§ INSTRUCTIONS FOR THE TASK
Omit any pictures, and restate word for word only the lines from the one with "Give me the" through the end of the data below.
*** PROVIDED RECORDS
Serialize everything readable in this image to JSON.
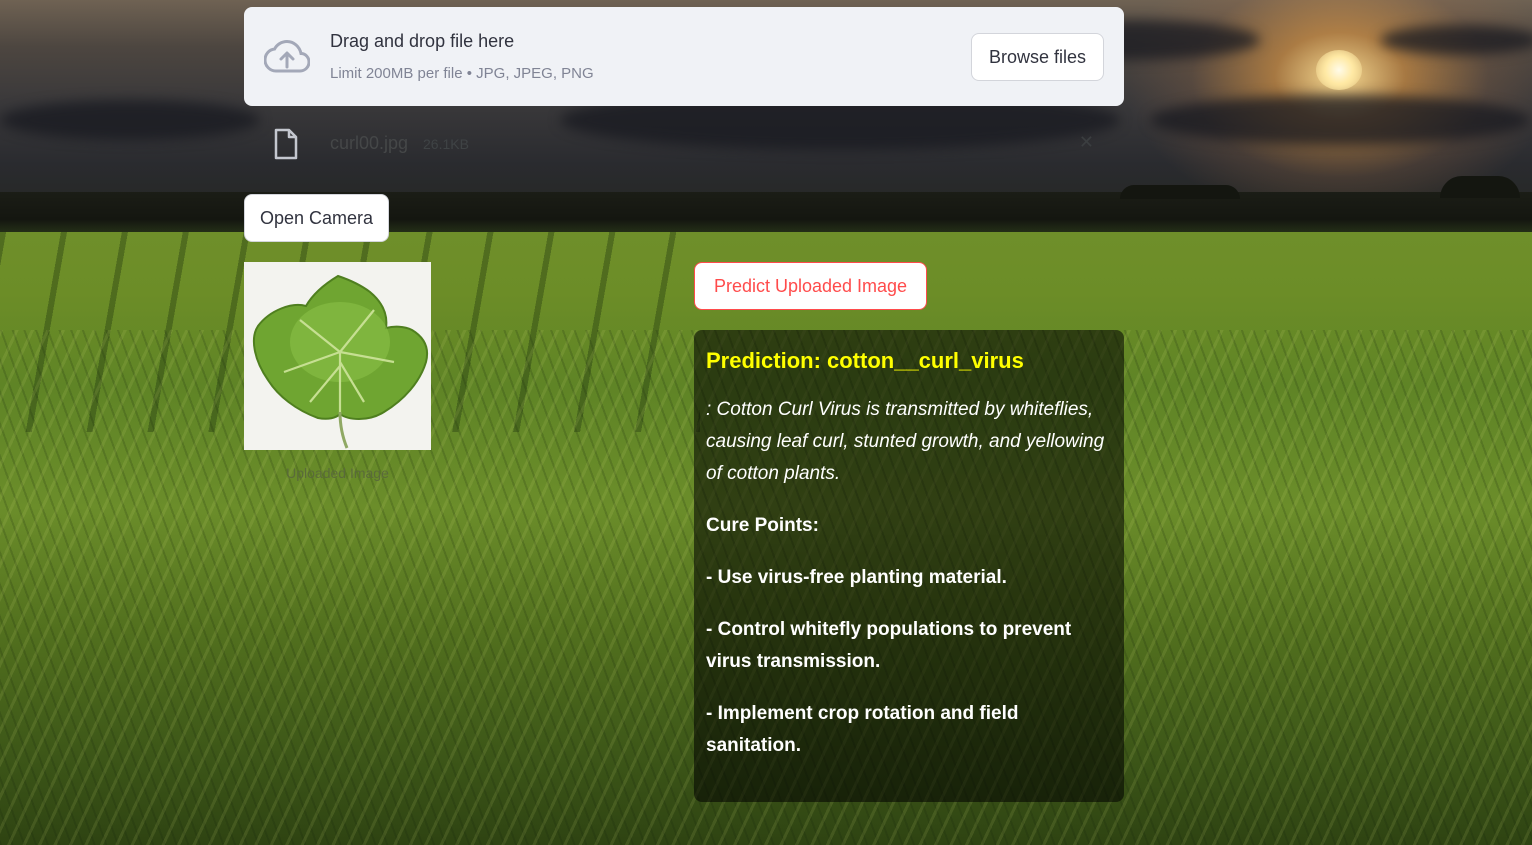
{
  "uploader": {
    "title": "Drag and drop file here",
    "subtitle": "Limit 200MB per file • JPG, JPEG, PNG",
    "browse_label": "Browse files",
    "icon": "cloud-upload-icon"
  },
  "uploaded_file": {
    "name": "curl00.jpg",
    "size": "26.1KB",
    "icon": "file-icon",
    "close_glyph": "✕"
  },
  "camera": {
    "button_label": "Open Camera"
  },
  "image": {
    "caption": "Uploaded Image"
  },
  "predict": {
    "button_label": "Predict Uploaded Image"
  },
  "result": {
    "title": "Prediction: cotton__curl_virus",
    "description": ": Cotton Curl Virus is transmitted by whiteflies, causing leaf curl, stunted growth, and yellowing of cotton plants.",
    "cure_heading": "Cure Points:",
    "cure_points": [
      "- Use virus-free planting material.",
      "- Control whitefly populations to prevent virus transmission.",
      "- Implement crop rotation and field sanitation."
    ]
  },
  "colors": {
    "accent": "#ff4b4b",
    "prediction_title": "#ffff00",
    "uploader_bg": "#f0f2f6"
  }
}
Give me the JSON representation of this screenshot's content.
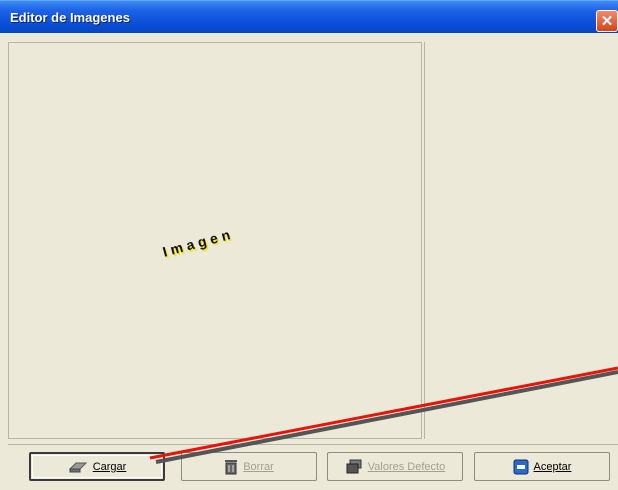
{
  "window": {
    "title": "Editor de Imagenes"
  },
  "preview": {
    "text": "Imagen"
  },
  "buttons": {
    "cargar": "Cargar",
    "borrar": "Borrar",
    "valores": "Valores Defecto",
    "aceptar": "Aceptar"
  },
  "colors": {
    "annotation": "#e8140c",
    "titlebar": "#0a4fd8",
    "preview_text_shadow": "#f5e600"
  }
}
******
§ EXERCISE OUTPUT
Give me the JSON representation of this screenshot's content.
{
  "window": {
    "title": "Editor de Imagenes"
  },
  "preview": {
    "text": "Imagen"
  },
  "buttons": {
    "cargar": "Cargar",
    "borrar": "Borrar",
    "valores": "Valores Defecto",
    "aceptar": "Aceptar"
  },
  "colors": {
    "annotation": "#e8140c",
    "titlebar": "#0a4fd8",
    "preview_text_shadow": "#f5e600"
  }
}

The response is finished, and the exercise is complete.